[START Data supplied]

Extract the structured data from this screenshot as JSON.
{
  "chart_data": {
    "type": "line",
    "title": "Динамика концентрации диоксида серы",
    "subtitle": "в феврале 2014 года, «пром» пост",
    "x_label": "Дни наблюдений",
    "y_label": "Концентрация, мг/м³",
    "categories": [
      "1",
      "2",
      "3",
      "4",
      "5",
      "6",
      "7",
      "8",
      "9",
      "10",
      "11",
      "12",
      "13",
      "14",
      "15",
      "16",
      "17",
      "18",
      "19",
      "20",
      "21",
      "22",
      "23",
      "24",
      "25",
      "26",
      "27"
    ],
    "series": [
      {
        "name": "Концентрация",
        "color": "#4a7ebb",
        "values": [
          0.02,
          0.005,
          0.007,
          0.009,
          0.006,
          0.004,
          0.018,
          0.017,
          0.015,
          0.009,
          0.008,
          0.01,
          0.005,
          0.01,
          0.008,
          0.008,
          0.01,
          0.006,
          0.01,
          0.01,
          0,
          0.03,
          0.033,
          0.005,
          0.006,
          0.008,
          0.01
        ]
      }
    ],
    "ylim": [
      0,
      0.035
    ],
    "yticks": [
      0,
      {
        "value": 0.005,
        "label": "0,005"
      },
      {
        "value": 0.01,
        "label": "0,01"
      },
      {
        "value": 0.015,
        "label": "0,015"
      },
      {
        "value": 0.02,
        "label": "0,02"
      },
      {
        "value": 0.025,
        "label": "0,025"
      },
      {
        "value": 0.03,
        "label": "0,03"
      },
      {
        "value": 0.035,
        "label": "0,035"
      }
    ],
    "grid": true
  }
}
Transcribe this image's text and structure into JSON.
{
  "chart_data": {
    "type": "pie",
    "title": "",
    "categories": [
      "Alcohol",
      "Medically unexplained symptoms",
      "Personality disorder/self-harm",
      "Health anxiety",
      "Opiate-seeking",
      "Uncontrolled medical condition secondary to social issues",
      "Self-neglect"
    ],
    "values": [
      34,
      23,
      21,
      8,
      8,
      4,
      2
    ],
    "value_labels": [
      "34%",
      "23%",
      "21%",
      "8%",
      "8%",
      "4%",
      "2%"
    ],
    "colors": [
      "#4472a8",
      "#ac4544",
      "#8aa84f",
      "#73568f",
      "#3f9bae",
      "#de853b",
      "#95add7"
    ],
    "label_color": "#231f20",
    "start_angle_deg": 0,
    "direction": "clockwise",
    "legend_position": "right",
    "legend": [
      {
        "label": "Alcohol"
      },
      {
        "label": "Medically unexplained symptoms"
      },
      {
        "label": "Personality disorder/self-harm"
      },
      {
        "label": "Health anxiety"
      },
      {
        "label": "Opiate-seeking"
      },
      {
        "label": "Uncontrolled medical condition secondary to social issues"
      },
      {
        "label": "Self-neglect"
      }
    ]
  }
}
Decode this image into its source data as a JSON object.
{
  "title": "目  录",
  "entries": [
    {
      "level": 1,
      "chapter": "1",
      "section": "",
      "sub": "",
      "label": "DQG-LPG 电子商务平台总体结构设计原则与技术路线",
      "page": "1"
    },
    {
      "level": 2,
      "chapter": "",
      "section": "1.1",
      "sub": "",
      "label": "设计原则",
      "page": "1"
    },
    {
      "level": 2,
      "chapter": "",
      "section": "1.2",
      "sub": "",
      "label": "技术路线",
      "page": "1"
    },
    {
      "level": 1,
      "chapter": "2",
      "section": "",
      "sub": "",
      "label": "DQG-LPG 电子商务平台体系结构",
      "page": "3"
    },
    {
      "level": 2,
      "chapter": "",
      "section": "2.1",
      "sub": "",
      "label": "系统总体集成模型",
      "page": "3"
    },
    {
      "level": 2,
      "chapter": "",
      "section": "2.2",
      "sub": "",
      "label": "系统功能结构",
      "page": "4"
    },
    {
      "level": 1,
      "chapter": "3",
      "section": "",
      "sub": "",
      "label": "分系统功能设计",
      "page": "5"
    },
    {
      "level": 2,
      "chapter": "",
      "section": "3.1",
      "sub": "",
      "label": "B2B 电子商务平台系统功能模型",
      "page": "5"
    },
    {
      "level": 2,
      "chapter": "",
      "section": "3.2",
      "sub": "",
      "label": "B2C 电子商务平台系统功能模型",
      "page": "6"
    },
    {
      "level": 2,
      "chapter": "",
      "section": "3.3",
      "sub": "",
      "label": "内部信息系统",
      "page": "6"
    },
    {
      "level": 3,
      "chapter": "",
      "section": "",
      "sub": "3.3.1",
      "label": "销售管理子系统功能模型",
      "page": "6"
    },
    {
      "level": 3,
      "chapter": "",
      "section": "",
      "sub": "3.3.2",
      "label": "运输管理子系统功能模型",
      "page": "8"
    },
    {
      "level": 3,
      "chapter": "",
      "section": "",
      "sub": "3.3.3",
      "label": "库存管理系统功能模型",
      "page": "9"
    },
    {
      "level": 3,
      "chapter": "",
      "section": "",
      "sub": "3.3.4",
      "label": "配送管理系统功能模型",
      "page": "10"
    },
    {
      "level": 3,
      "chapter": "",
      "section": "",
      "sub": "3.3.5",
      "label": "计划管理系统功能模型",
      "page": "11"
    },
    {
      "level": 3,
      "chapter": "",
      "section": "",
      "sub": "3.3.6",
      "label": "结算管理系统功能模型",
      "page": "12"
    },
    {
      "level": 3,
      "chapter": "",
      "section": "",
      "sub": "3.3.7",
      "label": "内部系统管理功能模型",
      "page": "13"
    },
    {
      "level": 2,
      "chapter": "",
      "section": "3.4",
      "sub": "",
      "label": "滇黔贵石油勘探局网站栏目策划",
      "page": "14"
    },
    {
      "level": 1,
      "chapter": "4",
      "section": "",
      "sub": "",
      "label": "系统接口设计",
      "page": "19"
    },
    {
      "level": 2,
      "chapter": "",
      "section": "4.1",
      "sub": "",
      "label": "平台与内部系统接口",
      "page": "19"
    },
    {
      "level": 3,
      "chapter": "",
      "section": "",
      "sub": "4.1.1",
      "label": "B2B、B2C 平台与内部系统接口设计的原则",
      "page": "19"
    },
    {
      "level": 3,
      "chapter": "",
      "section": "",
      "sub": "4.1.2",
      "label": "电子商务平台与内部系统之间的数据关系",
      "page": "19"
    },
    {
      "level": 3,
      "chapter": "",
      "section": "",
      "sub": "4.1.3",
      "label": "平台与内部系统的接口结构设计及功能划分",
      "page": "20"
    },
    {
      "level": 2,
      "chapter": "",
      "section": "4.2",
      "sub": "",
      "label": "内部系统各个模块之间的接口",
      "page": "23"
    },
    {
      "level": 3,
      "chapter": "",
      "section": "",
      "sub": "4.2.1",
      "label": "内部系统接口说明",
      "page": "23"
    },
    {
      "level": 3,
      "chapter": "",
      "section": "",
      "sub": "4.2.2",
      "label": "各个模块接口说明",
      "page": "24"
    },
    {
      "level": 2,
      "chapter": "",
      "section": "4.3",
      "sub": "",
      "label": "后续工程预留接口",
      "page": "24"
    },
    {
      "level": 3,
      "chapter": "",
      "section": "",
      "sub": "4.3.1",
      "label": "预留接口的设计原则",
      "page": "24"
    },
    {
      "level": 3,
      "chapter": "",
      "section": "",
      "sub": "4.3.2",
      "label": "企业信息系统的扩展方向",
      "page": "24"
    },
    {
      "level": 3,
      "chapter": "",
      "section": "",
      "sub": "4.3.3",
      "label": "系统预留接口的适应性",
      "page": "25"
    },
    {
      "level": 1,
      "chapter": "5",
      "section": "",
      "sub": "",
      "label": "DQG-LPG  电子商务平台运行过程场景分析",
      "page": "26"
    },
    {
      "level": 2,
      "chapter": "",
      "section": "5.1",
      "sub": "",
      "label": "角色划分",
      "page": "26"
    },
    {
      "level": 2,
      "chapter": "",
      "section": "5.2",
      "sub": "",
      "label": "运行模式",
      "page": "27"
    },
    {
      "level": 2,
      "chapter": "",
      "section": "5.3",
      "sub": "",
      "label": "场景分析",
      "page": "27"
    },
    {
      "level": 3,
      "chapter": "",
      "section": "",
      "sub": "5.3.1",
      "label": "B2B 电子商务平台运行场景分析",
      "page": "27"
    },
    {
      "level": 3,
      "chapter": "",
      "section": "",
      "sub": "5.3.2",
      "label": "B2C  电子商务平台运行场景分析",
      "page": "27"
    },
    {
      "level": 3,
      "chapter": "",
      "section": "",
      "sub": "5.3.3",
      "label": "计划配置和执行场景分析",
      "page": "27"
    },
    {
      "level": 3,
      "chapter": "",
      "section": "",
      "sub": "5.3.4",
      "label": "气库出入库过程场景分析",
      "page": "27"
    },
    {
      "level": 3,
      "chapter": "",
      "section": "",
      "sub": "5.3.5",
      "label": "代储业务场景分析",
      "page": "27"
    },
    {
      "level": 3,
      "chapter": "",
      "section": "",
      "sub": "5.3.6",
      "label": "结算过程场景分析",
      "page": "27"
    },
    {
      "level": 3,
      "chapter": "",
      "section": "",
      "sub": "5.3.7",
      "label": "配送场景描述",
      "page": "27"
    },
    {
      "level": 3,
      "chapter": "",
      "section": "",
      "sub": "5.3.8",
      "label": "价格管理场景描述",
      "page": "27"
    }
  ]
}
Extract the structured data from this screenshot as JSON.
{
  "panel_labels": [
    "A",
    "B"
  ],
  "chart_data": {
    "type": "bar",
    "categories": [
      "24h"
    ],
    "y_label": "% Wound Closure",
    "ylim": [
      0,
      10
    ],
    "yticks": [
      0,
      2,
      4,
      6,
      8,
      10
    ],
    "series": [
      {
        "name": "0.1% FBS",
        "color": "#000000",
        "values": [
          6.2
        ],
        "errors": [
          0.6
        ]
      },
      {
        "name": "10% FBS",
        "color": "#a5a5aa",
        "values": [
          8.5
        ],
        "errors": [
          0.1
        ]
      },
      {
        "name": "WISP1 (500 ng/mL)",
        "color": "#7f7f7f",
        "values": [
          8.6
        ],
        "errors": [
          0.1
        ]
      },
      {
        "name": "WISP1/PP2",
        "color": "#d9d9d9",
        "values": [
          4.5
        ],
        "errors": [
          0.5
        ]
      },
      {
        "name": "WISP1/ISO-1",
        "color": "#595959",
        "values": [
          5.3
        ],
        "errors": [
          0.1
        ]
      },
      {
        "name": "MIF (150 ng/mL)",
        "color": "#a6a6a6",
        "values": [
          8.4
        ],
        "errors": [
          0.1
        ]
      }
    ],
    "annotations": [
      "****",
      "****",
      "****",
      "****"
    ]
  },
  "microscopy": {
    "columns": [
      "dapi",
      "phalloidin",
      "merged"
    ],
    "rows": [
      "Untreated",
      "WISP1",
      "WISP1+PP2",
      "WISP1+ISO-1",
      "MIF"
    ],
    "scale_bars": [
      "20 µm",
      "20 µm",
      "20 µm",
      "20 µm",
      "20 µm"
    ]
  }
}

[END Data supplied]

**Task**: Above are the records. Identify each line that contains the word "disorder".

**Answer to the task**:
      "Personality disorder/self-harm",
        "label": "Personality disorder/self-harm"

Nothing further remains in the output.